Written task 1
Answer these questions about the hearing transcript on foreign aid, one line each:
(a) In which country did the speaker work where the government was not well motivated to make changes?
(b) What does the speaker call the only thing you can do when a country is not receptive?
(c) For work in what kind of countries were Canadians often sought?
Written task 2
Carry on the hearing transcript on foreign aid from its last line.

Source
In those countries where there are other things that are factors that are influencing the way governments behave, it's a much more difficult hill to climb in that situation, because you're not going to get the sort of government that—
So you're almost alluding to saying let's work with the countries that are moving forward and maybe that will spill over to the other countries and then kind of—
That's a bit like the tough love approach: if you're not going to be receptive, then we're not going to have much success with our aid and our programs, so we have to be pragmatic and see what's going to work best.
To give you another example, I worked in Egypt at one point, and there the government was not well motivated to make changes, although later on I found out they adopted a number of the recommendations in my report, which absolutely shocked me. It was a very difficult process there because they were not receptive. Especially the finance department was not receptive to anyone coming in and looking at things. They wouldn't give data. Talk about a lack of transparency: they wouldn't even give data. And I wasn't the only one who ever had that experience; several of my colleagues had similar experiences.
The main point is that if a country is not receptive, it's really hard to get over that. The only thing you can do is through leverage. That's why I'm saying if we work in countries, especially where Canada has a significant role, then I think that helps with leverage to a certain extent.
Oh, absolutely; it's amazing. My French is imperfect, so I'm not very good in it, but they were often looking for Canadians to work in various French-speaking countries particularly, because there are not that many countries, outside of France, that you can get to work there.
Thank you very much.
We're going to start our second round. We will probably get through at least one and a half turns of questioners.

Listing
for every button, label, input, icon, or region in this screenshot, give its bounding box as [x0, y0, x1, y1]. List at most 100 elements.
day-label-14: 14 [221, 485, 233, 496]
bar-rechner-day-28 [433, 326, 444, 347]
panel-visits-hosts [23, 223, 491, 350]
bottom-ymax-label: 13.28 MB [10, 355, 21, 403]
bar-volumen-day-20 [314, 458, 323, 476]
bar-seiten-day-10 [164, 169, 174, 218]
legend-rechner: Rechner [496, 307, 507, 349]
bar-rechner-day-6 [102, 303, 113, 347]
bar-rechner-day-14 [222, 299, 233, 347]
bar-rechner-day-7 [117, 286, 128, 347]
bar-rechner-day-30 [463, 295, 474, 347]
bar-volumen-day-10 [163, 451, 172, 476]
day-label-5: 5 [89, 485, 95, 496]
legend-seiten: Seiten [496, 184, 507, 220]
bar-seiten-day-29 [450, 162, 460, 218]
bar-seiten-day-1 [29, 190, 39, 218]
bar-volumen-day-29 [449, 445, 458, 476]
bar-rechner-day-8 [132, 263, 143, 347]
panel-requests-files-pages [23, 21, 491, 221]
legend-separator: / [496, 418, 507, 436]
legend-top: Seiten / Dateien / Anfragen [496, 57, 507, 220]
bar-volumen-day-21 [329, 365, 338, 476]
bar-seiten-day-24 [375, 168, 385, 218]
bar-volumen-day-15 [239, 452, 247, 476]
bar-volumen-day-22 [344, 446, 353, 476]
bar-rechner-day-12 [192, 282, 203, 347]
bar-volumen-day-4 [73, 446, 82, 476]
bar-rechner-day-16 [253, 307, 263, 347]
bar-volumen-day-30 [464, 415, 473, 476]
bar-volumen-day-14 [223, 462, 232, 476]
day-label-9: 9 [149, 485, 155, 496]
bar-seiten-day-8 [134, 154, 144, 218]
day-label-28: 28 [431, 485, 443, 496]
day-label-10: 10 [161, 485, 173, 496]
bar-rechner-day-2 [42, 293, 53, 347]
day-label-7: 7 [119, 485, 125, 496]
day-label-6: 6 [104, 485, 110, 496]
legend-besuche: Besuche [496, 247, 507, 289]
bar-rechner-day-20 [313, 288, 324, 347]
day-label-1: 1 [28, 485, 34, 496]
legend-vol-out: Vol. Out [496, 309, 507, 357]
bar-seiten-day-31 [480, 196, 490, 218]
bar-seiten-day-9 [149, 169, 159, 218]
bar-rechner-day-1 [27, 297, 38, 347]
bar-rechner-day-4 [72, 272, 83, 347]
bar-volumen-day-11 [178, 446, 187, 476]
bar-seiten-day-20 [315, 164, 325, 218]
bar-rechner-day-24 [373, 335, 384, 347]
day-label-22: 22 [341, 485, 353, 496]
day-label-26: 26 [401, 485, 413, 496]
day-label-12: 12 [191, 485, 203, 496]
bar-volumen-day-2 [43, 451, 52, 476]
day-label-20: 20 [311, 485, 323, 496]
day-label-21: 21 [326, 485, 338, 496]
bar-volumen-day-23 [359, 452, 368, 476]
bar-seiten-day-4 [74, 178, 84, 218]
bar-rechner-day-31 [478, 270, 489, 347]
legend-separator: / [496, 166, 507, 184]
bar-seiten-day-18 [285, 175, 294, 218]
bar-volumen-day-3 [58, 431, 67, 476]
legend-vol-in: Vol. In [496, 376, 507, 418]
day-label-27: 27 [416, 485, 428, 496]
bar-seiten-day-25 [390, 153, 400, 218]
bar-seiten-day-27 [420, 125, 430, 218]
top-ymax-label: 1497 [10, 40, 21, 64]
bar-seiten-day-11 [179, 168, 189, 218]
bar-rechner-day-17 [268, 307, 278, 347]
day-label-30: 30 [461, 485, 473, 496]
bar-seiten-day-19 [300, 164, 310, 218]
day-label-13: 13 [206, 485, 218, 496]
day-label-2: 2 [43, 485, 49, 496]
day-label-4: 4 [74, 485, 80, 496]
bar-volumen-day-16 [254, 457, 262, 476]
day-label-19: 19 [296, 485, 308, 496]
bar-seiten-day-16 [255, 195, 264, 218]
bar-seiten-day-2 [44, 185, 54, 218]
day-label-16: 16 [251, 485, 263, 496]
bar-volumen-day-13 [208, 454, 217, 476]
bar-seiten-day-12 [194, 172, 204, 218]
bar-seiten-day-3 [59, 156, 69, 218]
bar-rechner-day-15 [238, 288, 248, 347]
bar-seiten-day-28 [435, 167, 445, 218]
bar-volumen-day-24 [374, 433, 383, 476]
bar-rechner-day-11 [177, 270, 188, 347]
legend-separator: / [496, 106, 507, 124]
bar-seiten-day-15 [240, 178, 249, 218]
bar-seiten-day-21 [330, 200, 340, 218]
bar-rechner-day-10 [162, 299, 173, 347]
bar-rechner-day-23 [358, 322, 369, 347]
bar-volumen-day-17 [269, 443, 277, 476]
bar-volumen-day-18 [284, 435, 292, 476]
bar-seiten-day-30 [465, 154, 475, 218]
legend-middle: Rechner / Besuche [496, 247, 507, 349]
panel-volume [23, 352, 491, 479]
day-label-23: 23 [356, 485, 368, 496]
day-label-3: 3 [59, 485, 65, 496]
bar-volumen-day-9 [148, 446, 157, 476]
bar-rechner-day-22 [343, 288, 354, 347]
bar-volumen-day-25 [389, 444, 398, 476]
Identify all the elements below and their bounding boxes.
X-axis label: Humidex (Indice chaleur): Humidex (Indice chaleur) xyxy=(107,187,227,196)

Response 1
(a) Egypt
(b) Leverage
(c) French-speaking countries

Response 2
Mr. Wallace, you're up for five minutes, please.
Thank you, Mr. Chair.
I'm going to be sharing my time with my colleague, Ms. Brown. I really have just one question.
The study being undertaken in this committee is the role of the private sector in achieving Canada's international development interests. Since you're a tax expert, professor, let me ask what the Canadian tax system does to support companies that want to be in the development-assistance business. Are there changes that should be made? Do you have any recommendations? Have you given it any thought?
Actually, it's an area I've dealt with a lot in the past.
Canada has a pretty good system for outbound investment in terms of not creating an obstacle for companies trying to make outbound investments. We have many tax treaties, which is important. We also have now tax information exchange treaties that allow companies to avail themselves of the exemption system—for some developing countries or resource-rich countries, those treaties may not exist—so that when any dividends come back from those countries, they will be subject to tax with a tax credit given for any corporate income taxes paid in that jurisdiction.
At this point, from the point of view of trying to make investments abroad, I don't see the tax system being an obstacle at all to doing that. I don't think it's an issue, frankly.
Thank you, Mr. Chairman.
Thank you very much, Mr. Mintz, for being here with us today.
I have a lot of questions, but I'm going to try to condense them.
I'm very interested in your discussion on capacity-building within the countries in which we are trying to see changes take place. I also have been in Ghana, like Mr. Van Kesteren. I know that Ghana has had five elections now in which there has been a transition of administration peacefully. I think those are the kinds of places where we can work and start to see some real changes.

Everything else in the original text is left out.